## The task:
Make an exact copy of each entry, leaving out every picture.

(Extracted records)
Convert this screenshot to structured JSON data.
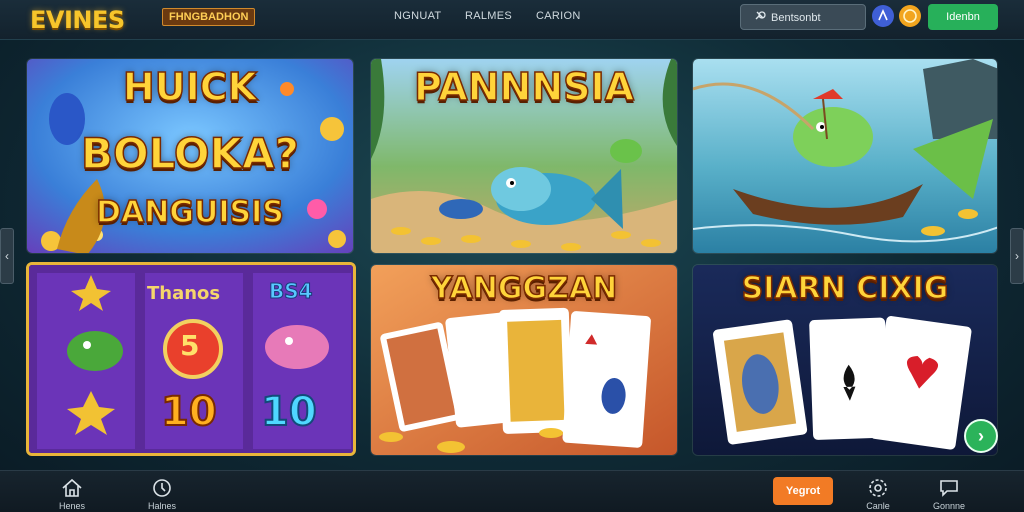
{
  "header": {
    "logo": "EVINES",
    "promo_badge": "FHNGBADHON",
    "nav": [
      "NGNUAT",
      "RALMES",
      "CARION"
    ],
    "search_placeholder": "Bentsonbt",
    "login_label": "Idenbn"
  },
  "cards": [
    {
      "title_lines": [
        "HUICK",
        "BOLOKA?",
        "DANGUISIS"
      ]
    },
    {
      "title": "PANNNSIA"
    },
    {
      "title": ""
    },
    {
      "label_left": "Thanos",
      "label_right": "BS4",
      "num_mid": "5",
      "num_left": "10",
      "num_right": "10"
    },
    {
      "title": "YANGGZAN"
    },
    {
      "title": "SIARN CIXIG"
    }
  ],
  "bottom_nav": [
    {
      "label": "Henes",
      "icon": "home-icon"
    },
    {
      "label": "Halnes",
      "icon": "clock-icon"
    },
    {
      "label": "Canle",
      "icon": "settings-icon"
    },
    {
      "label": "Gonnne",
      "icon": "chat-icon"
    }
  ],
  "report_label": "Yegrot",
  "colors": {
    "accent_gold": "#f7c52b",
    "login_green": "#27b05a",
    "report_orange": "#f27b25"
  }
}
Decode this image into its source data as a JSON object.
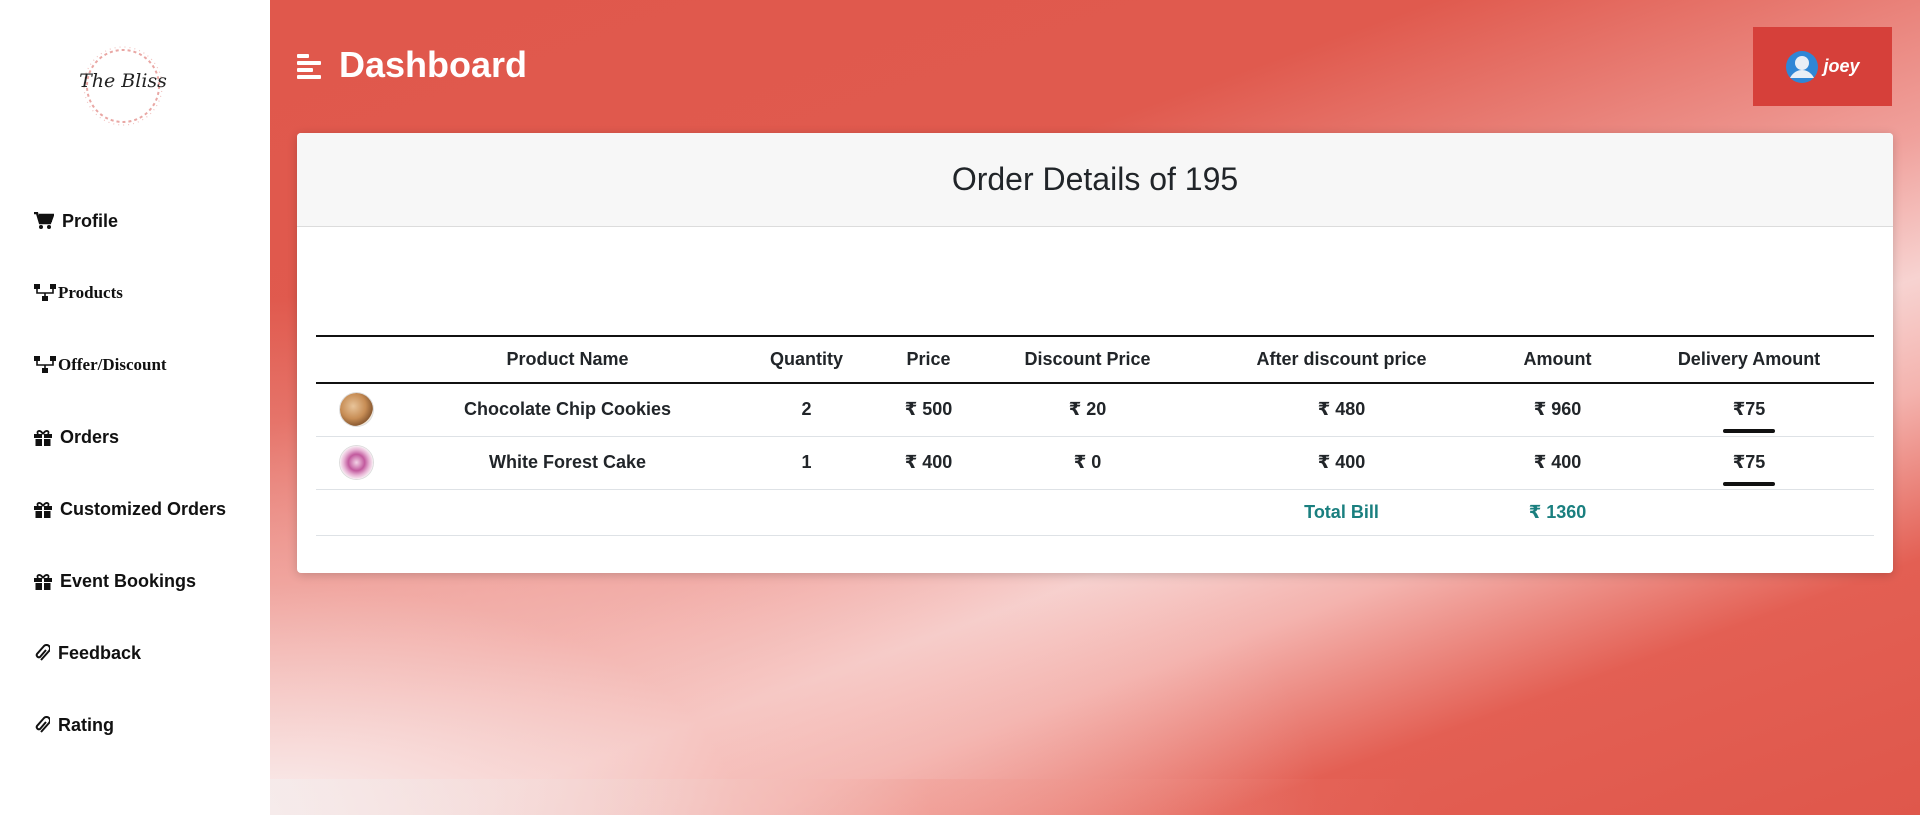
{
  "brand": {
    "logo_text": "The Bliss"
  },
  "sidebar": {
    "items": [
      {
        "label": "Profile",
        "icon": "cart-icon"
      },
      {
        "label": "Products",
        "icon": "sitemap-icon"
      },
      {
        "label": "Offer/Discount",
        "icon": "sitemap-icon"
      },
      {
        "label": "Orders",
        "icon": "gift-icon"
      },
      {
        "label": "Customized Orders",
        "icon": "gift-icon"
      },
      {
        "label": "Event Bookings",
        "icon": "gift-icon"
      },
      {
        "label": "Feedback",
        "icon": "paperclip-icon"
      },
      {
        "label": "Rating",
        "icon": "paperclip-icon"
      }
    ]
  },
  "header": {
    "title": "Dashboard",
    "user": {
      "name": "joey"
    }
  },
  "card": {
    "title": "Order Details of 195"
  },
  "table": {
    "columns": [
      "",
      "Product Name",
      "Quantity",
      "Price",
      "Discount Price",
      "After discount price",
      "Amount",
      "Delivery Amount"
    ],
    "rows": [
      {
        "image": "cookie",
        "product": "Chocolate Chip Cookies",
        "quantity": "2",
        "price": "₹ 500",
        "discount": "₹ 20",
        "after_discount": "₹ 480",
        "amount": "₹ 960",
        "delivery": "₹75"
      },
      {
        "image": "cake",
        "product": "White Forest Cake",
        "quantity": "1",
        "price": "₹ 400",
        "discount": "₹ 0",
        "after_discount": "₹ 400",
        "amount": "₹ 400",
        "delivery": "₹75"
      }
    ],
    "total": {
      "label": "Total Bill",
      "value": "₹ 1360"
    }
  },
  "colors": {
    "accent": "#e0584c",
    "user_button": "#d6403a",
    "total_text": "#1a7f7f"
  }
}
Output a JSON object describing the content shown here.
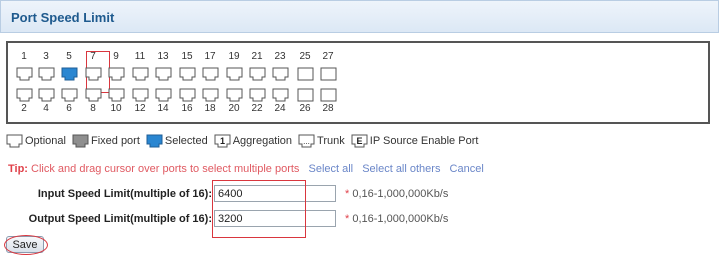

## Reply to the task:
Convert this screenshot to structured JSON data.
{
  "header": {
    "logo": "EVINES",
    "promo_badge": "FHNGBADHON",
    "nav": [
      "NGNUAT",
      "RALMES",
      "CARION"
    ],
    "search_placeholder": "Bentsonbt",
    "login_label": "Idenbn"
  },
  "cards": [
    {
      "title_lines": [
        "HUICK",
        "BOLOKA?",
        "DANGUISIS"
      ]
    },
    {
      "title": "PANNNSIA"
    },
    {
      "title": ""
    },
    {
      "label_left": "Thanos",
      "label_right": "BS4",
      "num_mid": "5",
      "num_left": "10",
      "num_right": "10"
    },
    {
      "title": "YANGGZAN"
    },
    {
      "title": "SIARN CIXIG"
    }
  ],
  "bottom_nav": [
    {
      "label": "Henes",
      "icon": "home-icon"
    },
    {
      "label": "Halnes",
      "icon": "clock-icon"
    },
    {
      "label": "Canle",
      "icon": "settings-icon"
    },
    {
      "label": "Gonnne",
      "icon": "chat-icon"
    }
  ],
  "report_label": "Yegrot",
  "colors": {
    "accent_gold": "#f7c52b",
    "login_green": "#27b05a",
    "report_orange": "#f27b25"
  }
}
Decode this image into its source data as a JSON object.
{
  "brand": {
    "logo_text": "The Bliss"
  },
  "sidebar": {
    "items": [
      {
        "label": "Profile",
        "icon": "cart-icon"
      },
      {
        "label": "Products",
        "icon": "sitemap-icon"
      },
      {
        "label": "Offer/Discount",
        "icon": "sitemap-icon"
      },
      {
        "label": "Orders",
        "icon": "gift-icon"
      },
      {
        "label": "Customized Orders",
        "icon": "gift-icon"
      },
      {
        "label": "Event Bookings",
        "icon": "gift-icon"
      },
      {
        "label": "Feedback",
        "icon": "paperclip-icon"
      },
      {
        "label": "Rating",
        "icon": "paperclip-icon"
      }
    ]
  },
  "header": {
    "title": "Dashboard",
    "user": {
      "name": "joey"
    }
  },
  "card": {
    "title": "Order Details of 195"
  },
  "table": {
    "columns": [
      "",
      "Product Name",
      "Quantity",
      "Price",
      "Discount Price",
      "After discount price",
      "Amount",
      "Delivery Amount"
    ],
    "rows": [
      {
        "image": "cookie",
        "product": "Chocolate Chip Cookies",
        "quantity": "2",
        "price": "₹ 500",
        "discount": "₹ 20",
        "after_discount": "₹ 480",
        "amount": "₹ 960",
        "delivery": "₹75"
      },
      {
        "image": "cake",
        "product": "White Forest Cake",
        "quantity": "1",
        "price": "₹ 400",
        "discount": "₹ 0",
        "after_discount": "₹ 400",
        "amount": "₹ 400",
        "delivery": "₹75"
      }
    ],
    "total": {
      "label": "Total Bill",
      "value": "₹ 1360"
    }
  },
  "colors": {
    "accent": "#e0584c",
    "user_button": "#d6403a",
    "total_text": "#1a7f7f"
  }
}
Output a JSON object describing the content shown here.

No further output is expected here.